══ RECORDS FOR PROCESSING

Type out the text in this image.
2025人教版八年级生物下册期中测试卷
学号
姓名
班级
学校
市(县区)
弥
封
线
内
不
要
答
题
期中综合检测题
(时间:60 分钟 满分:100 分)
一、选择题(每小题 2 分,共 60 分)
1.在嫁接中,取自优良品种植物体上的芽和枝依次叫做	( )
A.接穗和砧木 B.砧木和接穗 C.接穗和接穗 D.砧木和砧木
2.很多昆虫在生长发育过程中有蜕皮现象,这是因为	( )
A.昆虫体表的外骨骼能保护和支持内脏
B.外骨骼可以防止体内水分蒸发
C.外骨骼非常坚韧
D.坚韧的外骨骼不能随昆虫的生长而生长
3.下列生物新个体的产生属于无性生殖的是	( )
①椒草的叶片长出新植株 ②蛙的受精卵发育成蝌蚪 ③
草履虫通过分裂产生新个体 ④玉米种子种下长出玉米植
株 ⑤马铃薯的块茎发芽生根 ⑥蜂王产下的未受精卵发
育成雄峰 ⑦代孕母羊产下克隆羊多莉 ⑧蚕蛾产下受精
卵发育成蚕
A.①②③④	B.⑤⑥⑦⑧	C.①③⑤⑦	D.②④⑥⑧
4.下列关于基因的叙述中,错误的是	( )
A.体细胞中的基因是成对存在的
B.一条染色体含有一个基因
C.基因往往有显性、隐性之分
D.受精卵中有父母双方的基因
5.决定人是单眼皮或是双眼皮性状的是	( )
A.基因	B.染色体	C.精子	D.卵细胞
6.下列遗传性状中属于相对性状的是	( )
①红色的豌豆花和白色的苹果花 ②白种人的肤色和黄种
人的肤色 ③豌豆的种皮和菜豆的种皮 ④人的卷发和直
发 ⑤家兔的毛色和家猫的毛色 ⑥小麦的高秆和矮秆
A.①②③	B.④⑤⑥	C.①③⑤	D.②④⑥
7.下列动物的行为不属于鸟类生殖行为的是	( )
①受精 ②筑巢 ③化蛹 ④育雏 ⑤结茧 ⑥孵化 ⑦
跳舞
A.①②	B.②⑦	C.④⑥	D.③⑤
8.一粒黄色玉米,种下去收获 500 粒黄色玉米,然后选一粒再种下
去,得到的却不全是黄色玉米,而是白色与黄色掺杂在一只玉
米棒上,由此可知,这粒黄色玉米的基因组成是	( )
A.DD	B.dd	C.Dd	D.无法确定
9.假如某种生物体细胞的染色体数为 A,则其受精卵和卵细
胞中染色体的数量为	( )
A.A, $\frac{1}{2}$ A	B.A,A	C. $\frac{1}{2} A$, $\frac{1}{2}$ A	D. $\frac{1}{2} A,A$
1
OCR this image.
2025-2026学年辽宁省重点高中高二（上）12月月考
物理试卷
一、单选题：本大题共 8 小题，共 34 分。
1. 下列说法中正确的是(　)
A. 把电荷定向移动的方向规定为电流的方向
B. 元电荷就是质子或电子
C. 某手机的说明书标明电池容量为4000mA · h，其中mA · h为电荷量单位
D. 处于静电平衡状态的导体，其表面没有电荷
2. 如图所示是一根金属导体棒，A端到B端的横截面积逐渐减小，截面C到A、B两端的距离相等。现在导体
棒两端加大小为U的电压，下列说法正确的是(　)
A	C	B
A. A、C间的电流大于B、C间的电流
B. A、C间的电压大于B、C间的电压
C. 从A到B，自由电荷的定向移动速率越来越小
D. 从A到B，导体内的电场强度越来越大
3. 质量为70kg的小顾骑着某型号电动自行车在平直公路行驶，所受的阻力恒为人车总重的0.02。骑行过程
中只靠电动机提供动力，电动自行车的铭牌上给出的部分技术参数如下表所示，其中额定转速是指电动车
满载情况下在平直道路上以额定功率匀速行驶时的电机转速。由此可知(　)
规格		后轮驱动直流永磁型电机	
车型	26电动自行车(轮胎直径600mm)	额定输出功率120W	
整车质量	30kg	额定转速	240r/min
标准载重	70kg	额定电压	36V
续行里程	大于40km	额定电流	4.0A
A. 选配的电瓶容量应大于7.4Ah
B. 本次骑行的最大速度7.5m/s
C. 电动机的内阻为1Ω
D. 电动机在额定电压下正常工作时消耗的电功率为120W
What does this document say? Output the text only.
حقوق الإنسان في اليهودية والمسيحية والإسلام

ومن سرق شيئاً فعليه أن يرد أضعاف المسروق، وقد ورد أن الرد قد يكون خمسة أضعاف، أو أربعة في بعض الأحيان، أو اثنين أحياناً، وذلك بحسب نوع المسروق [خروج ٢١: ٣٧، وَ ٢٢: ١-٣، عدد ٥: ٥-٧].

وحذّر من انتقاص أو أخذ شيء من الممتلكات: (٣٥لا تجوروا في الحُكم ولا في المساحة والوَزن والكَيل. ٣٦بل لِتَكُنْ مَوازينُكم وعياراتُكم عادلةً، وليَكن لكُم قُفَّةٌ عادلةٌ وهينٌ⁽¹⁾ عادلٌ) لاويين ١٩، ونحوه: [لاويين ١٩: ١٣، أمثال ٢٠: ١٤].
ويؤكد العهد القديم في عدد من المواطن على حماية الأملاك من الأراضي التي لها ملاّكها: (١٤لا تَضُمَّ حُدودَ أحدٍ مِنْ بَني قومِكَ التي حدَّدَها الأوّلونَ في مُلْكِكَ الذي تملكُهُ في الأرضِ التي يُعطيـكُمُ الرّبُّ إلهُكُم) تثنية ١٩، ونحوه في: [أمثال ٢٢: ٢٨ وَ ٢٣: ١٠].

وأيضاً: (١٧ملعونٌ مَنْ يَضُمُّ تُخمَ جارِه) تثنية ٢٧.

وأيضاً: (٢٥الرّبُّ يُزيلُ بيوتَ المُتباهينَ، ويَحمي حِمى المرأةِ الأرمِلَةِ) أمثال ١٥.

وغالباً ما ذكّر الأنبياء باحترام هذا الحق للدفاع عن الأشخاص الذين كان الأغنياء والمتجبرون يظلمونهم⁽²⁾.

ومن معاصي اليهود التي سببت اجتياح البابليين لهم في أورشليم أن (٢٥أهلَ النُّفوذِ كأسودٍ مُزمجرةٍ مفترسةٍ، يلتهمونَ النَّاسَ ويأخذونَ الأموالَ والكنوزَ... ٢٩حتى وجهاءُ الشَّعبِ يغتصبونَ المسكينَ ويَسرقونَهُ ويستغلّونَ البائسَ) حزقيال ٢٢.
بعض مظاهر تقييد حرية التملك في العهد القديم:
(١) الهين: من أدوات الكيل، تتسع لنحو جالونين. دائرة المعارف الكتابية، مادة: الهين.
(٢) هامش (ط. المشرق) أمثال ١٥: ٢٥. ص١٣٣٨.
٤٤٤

════

Output each record exactly, leaving nothing out.

Type out the text in this image.
2025人教版八年级生物下册期中测试卷
学号
姓名
班级
学校
市(县区)
弥
封
线
内
不
要
答
题
期中综合检测题
(时间:60 分钟 满分:100 分)
一、选择题(每小题 2 分,共 60 分)
1.在嫁接中,取自优良品种植物体上的芽和枝依次叫做	( )
A.接穗和砧木 B.砧木和接穗 C.接穗和接穗 D.砧木和砧木
2.很多昆虫在生长发育过程中有蜕皮现象,这是因为	( )
A.昆虫体表的外骨骼能保护和支持内脏
B.外骨骼可以防止体内水分蒸发
C.外骨骼非常坚韧
D.坚韧的外骨骼不能随昆虫的生长而生长
3.下列生物新个体的产生属于无性生殖的是	( )
①椒草的叶片长出新植株 ②蛙的受精卵发育成蝌蚪 ③
草履虫通过分裂产生新个体 ④玉米种子种下长出玉米植
株 ⑤马铃薯的块茎发芽生根 ⑥蜂王产下的未受精卵发
育成雄峰 ⑦代孕母羊产下克隆羊多莉 ⑧蚕蛾产下受精
卵发育成蚕
A.①②③④	B.⑤⑥⑦⑧	C.①③⑤⑦	D.②④⑥⑧
4.下列关于基因的叙述中,错误的是	( )
A.体细胞中的基因是成对存在的
B.一条染色体含有一个基因
C.基因往往有显性、隐性之分
D.受精卵中有父母双方的基因
5.决定人是单眼皮或是双眼皮性状的是	( )
A.基因	B.染色体	C.精子	D.卵细胞
6.下列遗传性状中属于相对性状的是	( )
①红色的豌豆花和白色的苹果花 ②白种人的肤色和黄种
人的肤色 ③豌豆的种皮和菜豆的种皮 ④人的卷发和直
发 ⑤家兔的毛色和家猫的毛色 ⑥小麦的高秆和矮秆
A.①②③	B.④⑤⑥	C.①③⑤	D.②④⑥
7.下列动物的行为不属于鸟类生殖行为的是	( )
①受精 ②筑巢 ③化蛹 ④育雏 ⑤结茧 ⑥孵化 ⑦
跳舞
A.①②	B.②⑦	C.④⑥	D.③⑤
8.一粒黄色玉米,种下去收获 500 粒黄色玉米,然后选一粒再种下
去,得到的却不全是黄色玉米,而是白色与黄色掺杂在一只玉
米棒上,由此可知,这粒黄色玉米的基因组成是	( )
A.DD	B.dd	C.Dd	D.无法确定
9.假如某种生物体细胞的染色体数为 A,则其受精卵和卵细
胞中染色体的数量为	( )
A.A, $\frac{1}{2}$ A	B.A,A	C. $\frac{1}{2} A$, $\frac{1}{2}$ A	D. $\frac{1}{2} A,A$
1
OCR this image.
2025-2026学年辽宁省重点高中高二（上）12月月考
物理试卷
一、单选题：本大题共 8 小题，共 34 分。
1. 下列说法中正确的是(　)
A. 把电荷定向移动的方向规定为电流的方向
B. 元电荷就是质子或电子
C. 某手机的说明书标明电池容量为4000mA · h，其中mA · h为电荷量单位
D. 处于静电平衡状态的导体，其表面没有电荷
2. 如图所示是一根金属导体棒，A端到B端的横截面积逐渐减小，截面C到A、B两端的距离相等。现在导体
棒两端加大小为U的电压，下列说法正确的是(　)
A	C	B
A. A、C间的电流大于B、C间的电流
B. A、C间的电压大于B、C间的电压
C. 从A到B，自由电荷的定向移动速率越来越小
D. 从A到B，导体内的电场强度越来越大
3. 质量为70kg的小顾骑着某型号电动自行车在平直公路行驶，所受的阻力恒为人车总重的0.02。骑行过程
中只靠电动机提供动力，电动自行车的铭牌上给出的部分技术参数如下表所示，其中额定转速是指电动车
满载情况下在平直道路上以额定功率匀速行驶时的电机转速。由此可知(　)
规格		后轮驱动直流永磁型电机	
车型	26电动自行车(轮胎直径600mm)	额定输出功率120W	
整车质量	30kg	额定转速	240r/min
标准载重	70kg	额定电压	36V
续行里程	大于40km	额定电流	4.0A
A. 选配的电瓶容量应大于7.4Ah
B. 本次骑行的最大速度7.5m/s
C. 电动机的内阻为1Ω
D. 电动机在额定电压下正常工作时消耗的电功率为120W
What does this document say? Output the text only.
حقوق الإنسان في اليهودية والمسيحية والإسلام

ومن سرق شيئاً فعليه أن يرد أضعاف المسروق، وقد ورد أن الرد قد يكون خمسة أضعاف، أو أربعة في بعض الأحيان، أو اثنين أحياناً، وذلك بحسب نوع المسروق [خروج ٢١: ٣٧، وَ ٢٢: ١-٣، عدد ٥: ٥-٧].

وحذّر من انتقاص أو أخذ شيء من الممتلكات: (٣٥لا تجوروا في الحُكم ولا في المساحة والوَزن والكَيل. ٣٦بل لِتَكُنْ مَوازينُكم وعياراتُكم عادلةً، وليَكن لكُم قُفَّةٌ عادلةٌ وهينٌ⁽¹⁾ عادلٌ) لاويين ١٩، ونحوه: [لاويين ١٩: ١٣، أمثال ٢٠: ١٤].
ويؤكد العهد القديم في عدد من المواطن على حماية الأملاك من الأراضي التي لها ملاّكها: (١٤لا تَضُمَّ حُدودَ أحدٍ مِنْ بَني قومِكَ التي حدَّدَها الأوّلونَ في مُلْكِكَ الذي تملكُهُ في الأرضِ التي يُعطيـكُمُ الرّبُّ إلهُكُم) تثنية ١٩، ونحوه في: [أمثال ٢٢: ٢٨ وَ ٢٣: ١٠].

وأيضاً: (١٧ملعونٌ مَنْ يَضُمُّ تُخمَ جارِه) تثنية ٢٧.

وأيضاً: (٢٥الرّبُّ يُزيلُ بيوتَ المُتباهينَ، ويَحمي حِمى المرأةِ الأرمِلَةِ) أمثال ١٥.

وغالباً ما ذكّر الأنبياء باحترام هذا الحق للدفاع عن الأشخاص الذين كان الأغنياء والمتجبرون يظلمونهم⁽²⁾.

ومن معاصي اليهود التي سببت اجتياح البابليين لهم في أورشليم أن (٢٥أهلَ النُّفوذِ كأسودٍ مُزمجرةٍ مفترسةٍ، يلتهمونَ النَّاسَ ويأخذونَ الأموالَ والكنوزَ... ٢٩حتى وجهاءُ الشَّعبِ يغتصبونَ المسكينَ ويَسرقونَهُ ويستغلّونَ البائسَ) حزقيال ٢٢.
بعض مظاهر تقييد حرية التملك في العهد القديم:
(١) الهين: من أدوات الكيل، تتسع لنحو جالونين. دائرة المعارف الكتابية، مادة: الهين.
(٢) هامش (ط. المشرق) أمثال ١٥: ٢٥. ص١٣٣٨.
٤٤٤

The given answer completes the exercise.